Data supplied ▸
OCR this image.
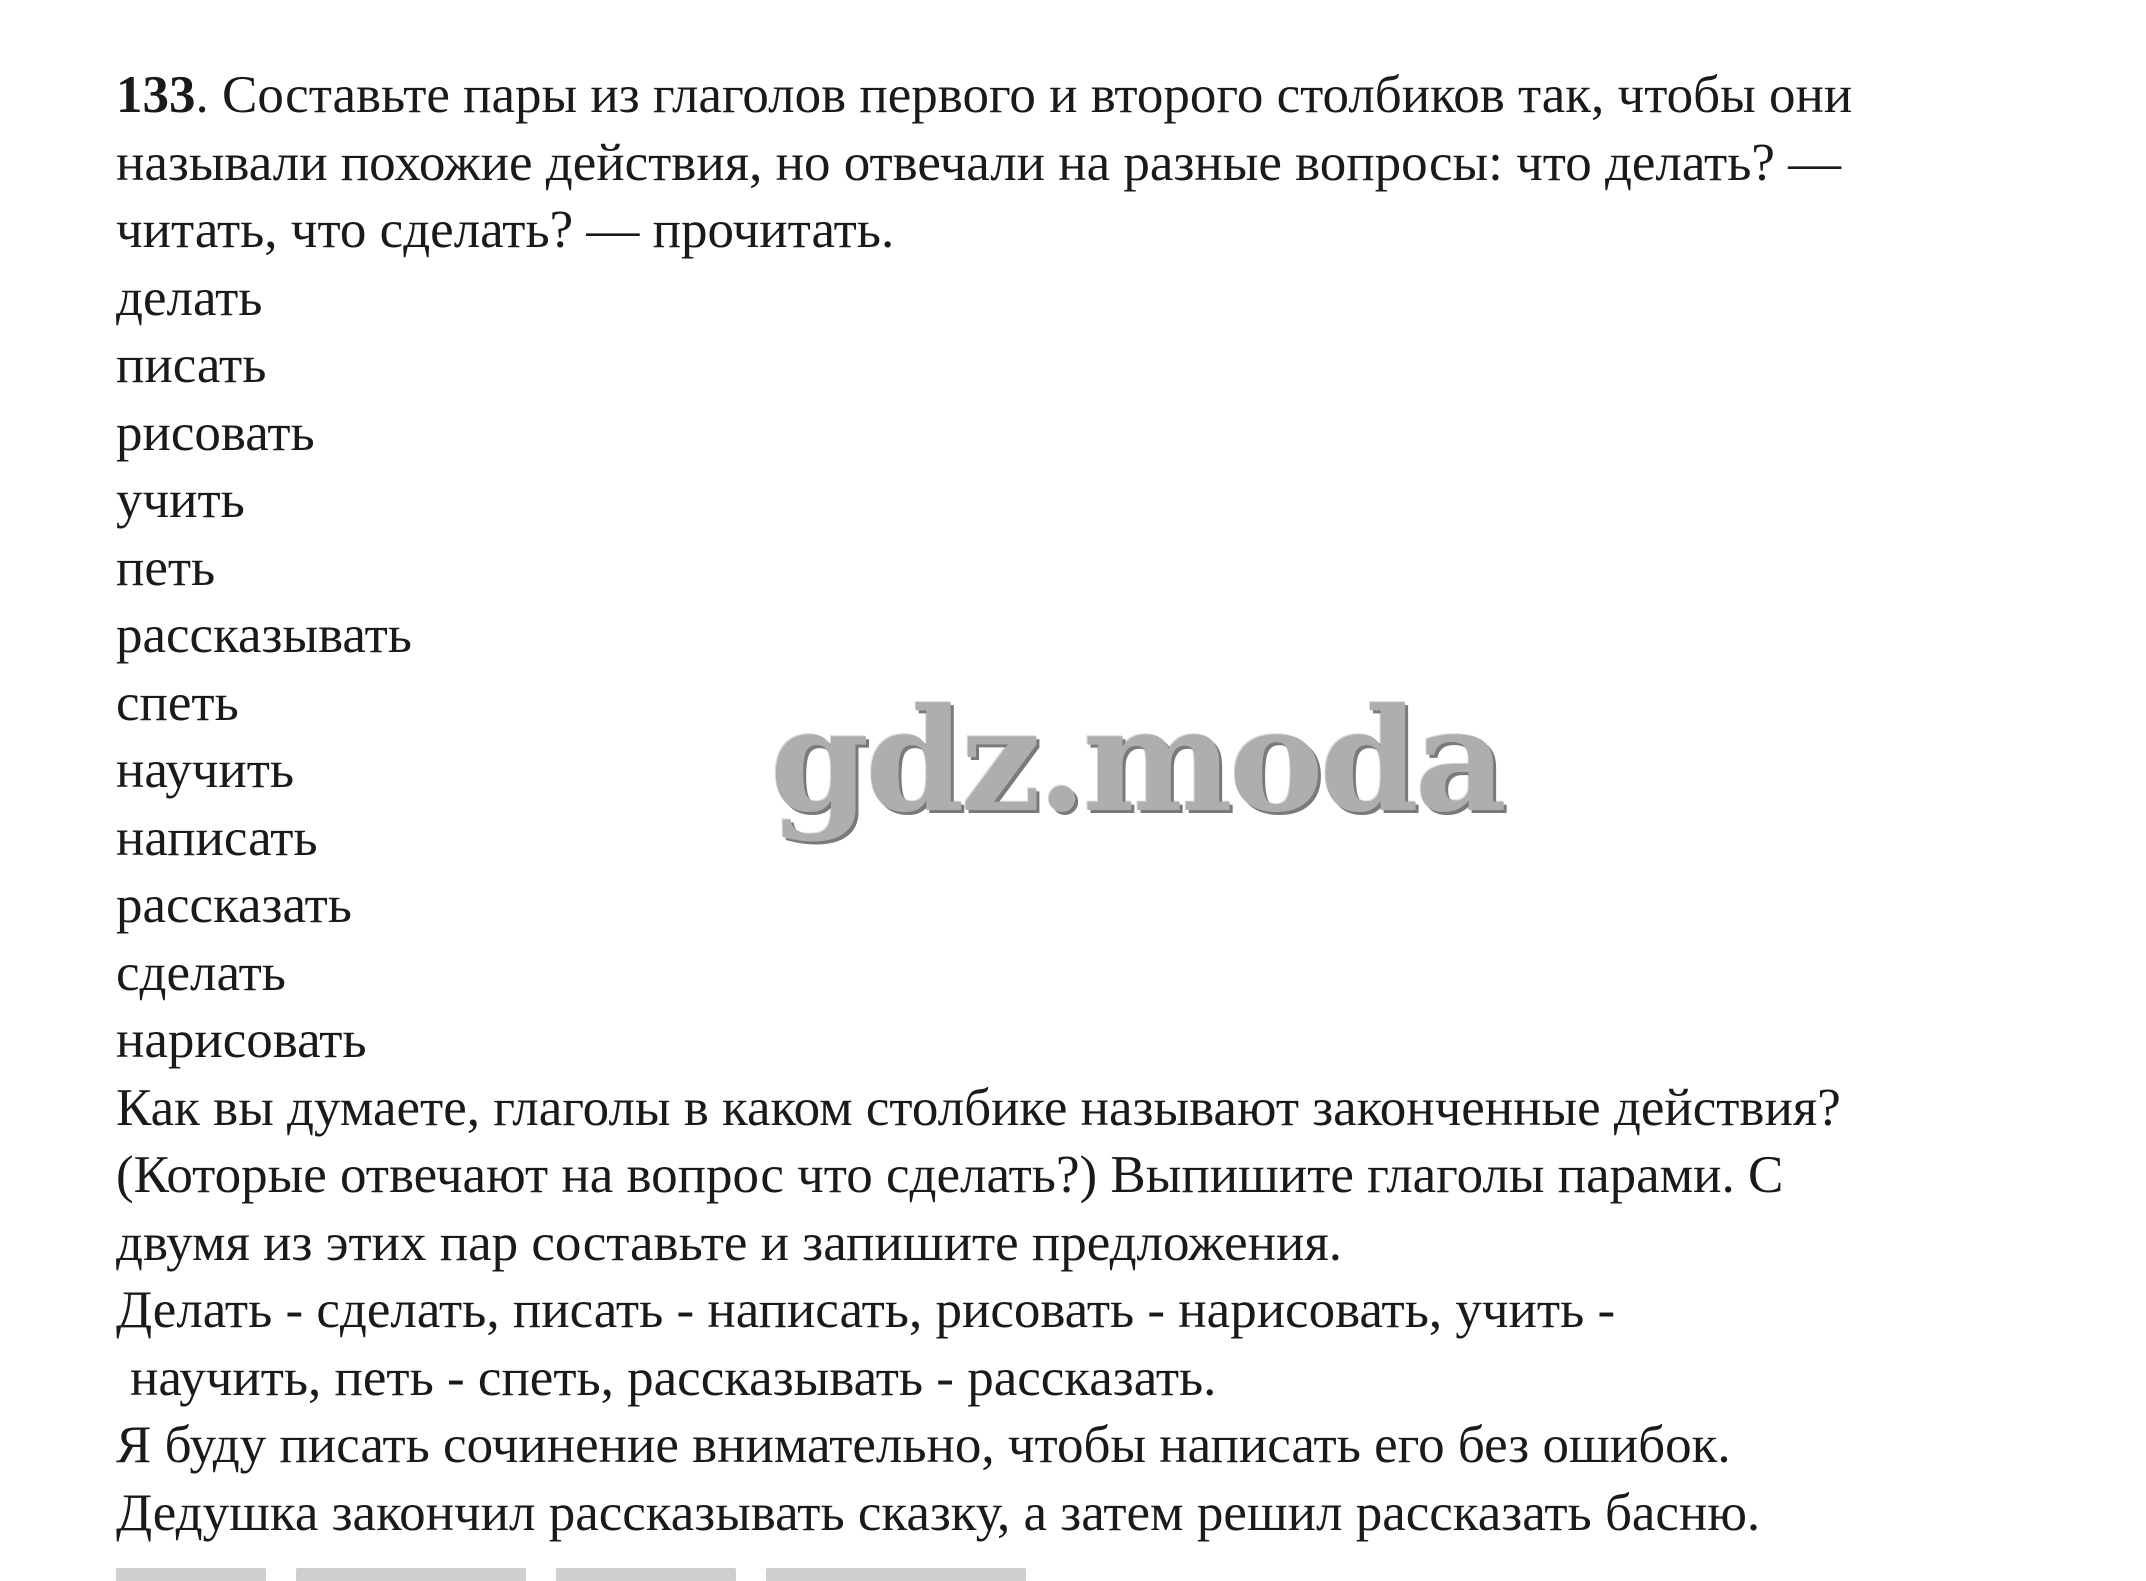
133. Составьте пары из глаголов первого и второго столбиков так, чтобы они
называли похожие действия, но отвечали на разные вопросы: что делать? —
читать, что сделать? — прочитать.
делать
писать
рисовать
учить
петь
рассказывать
спеть
научить
написать
рассказать
сделать
нарисовать
Как вы думаете, глаголы в каком столбике называют законченные действия?
(Которые отвечают на вопрос что сделать?) Выпишите глаголы парами. С
двумя из этих пар составьте и запишите предложения.
Делать - сделать, писать - написать, рисовать - нарисовать, учить -
научить, петь - спеть, рассказывать - рассказать.
Я буду писать сочинение внимательно, чтобы написать его без ошибок.
Дедушка закончил рассказывать сказку, а затем решил рассказать басню.
gdz.moda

What is being asked ▸ Using the records above, copy each line that contains "глаголы".

Result ▸
Как вы думаете, глаголы в каком столбике называют законченные действия?
(Которые отвечают на вопрос что сделать?) Выпишите глаголы парами. С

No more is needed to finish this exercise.